GIVEN INSTRUCTION: Extract the complete listing and repeat it word for word.

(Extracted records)
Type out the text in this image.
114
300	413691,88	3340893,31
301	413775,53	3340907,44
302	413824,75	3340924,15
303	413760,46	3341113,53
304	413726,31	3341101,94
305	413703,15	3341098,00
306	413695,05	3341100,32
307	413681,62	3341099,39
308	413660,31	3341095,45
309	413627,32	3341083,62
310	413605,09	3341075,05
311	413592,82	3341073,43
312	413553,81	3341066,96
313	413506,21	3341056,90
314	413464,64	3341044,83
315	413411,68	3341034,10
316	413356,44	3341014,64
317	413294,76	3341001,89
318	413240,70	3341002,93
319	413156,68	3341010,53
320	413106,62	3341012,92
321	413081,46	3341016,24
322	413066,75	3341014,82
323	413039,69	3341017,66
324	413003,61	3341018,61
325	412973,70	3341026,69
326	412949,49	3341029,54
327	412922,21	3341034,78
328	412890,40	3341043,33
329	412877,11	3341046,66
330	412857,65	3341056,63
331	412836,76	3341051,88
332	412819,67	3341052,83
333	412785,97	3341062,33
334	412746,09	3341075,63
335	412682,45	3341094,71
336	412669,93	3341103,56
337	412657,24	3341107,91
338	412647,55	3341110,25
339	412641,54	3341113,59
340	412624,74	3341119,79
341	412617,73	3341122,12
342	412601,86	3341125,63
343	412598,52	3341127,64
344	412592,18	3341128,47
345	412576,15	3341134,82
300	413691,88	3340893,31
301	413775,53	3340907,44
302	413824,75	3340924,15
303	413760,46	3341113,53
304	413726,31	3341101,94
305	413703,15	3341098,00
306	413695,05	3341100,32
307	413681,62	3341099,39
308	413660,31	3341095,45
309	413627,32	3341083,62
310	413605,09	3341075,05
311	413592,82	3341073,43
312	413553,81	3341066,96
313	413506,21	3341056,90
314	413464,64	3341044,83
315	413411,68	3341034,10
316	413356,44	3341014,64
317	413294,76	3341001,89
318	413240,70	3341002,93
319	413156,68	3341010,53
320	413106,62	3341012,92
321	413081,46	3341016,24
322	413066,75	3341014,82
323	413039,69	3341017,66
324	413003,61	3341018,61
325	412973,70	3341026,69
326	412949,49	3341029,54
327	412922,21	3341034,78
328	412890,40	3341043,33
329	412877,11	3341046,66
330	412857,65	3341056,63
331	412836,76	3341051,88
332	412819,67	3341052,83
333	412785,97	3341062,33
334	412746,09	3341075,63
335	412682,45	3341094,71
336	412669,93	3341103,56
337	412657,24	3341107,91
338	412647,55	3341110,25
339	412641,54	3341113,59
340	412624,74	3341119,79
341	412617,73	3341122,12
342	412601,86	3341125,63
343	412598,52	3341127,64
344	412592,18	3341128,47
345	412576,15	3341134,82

FINAL RESULT:
Type out the text in this image.
114
300	413691,88	3340893,31
301	413775,53	3340907,44
302	413824,75	3340924,15
303	413760,46	3341113,53
304	413726,31	3341101,94
305	413703,15	3341098,00
306	413695,05	3341100,32
307	413681,62	3341099,39
308	413660,31	3341095,45
309	413627,32	3341083,62
310	413605,09	3341075,05
311	413592,82	3341073,43
312	413553,81	3341066,96
313	413506,21	3341056,90
314	413464,64	3341044,83
315	413411,68	3341034,10
316	413356,44	3341014,64
317	413294,76	3341001,89
318	413240,70	3341002,93
319	413156,68	3341010,53
320	413106,62	3341012,92
321	413081,46	3341016,24
322	413066,75	3341014,82
323	413039,69	3341017,66
324	413003,61	3341018,61
325	412973,70	3341026,69
326	412949,49	3341029,54
327	412922,21	3341034,78
328	412890,40	3341043,33
329	412877,11	3341046,66
330	412857,65	3341056,63
331	412836,76	3341051,88
332	412819,67	3341052,83
333	412785,97	3341062,33
334	412746,09	3341075,63
335	412682,45	3341094,71
336	412669,93	3341103,56
337	412657,24	3341107,91
338	412647,55	3341110,25
339	412641,54	3341113,59
340	412624,74	3341119,79
341	412617,73	3341122,12
342	412601,86	3341125,63
343	412598,52	3341127,64
344	412592,18	3341128,47
345	412576,15	3341134,82
300	413691,88	3340893,31
301	413775,53	3340907,44
302	413824,75	3340924,15
303	413760,46	3341113,53
304	413726,31	3341101,94
305	413703,15	3341098,00
306	413695,05	3341100,32
307	413681,62	3341099,39
308	413660,31	3341095,45
309	413627,32	3341083,62
310	413605,09	3341075,05
311	413592,82	3341073,43
312	413553,81	3341066,96
313	413506,21	3341056,90
314	413464,64	3341044,83
315	413411,68	3341034,10
316	413356,44	3341014,64
317	413294,76	3341001,89
318	413240,70	3341002,93
319	413156,68	3341010,53
320	413106,62	3341012,92
321	413081,46	3341016,24
322	413066,75	3341014,82
323	413039,69	3341017,66
324	413003,61	3341018,61
325	412973,70	3341026,69
326	412949,49	3341029,54
327	412922,21	3341034,78
328	412890,40	3341043,33
329	412877,11	3341046,66
330	412857,65	3341056,63
331	412836,76	3341051,88
332	412819,67	3341052,83
333	412785,97	3341062,33
334	412746,09	3341075,63
335	412682,45	3341094,71
336	412669,93	3341103,56
337	412657,24	3341107,91
338	412647,55	3341110,25
339	412641,54	3341113,59
340	412624,74	3341119,79
341	412617,73	3341122,12
342	412601,86	3341125,63
343	412598,52	3341127,64
344	412592,18	3341128,47
345	412576,15	3341134,82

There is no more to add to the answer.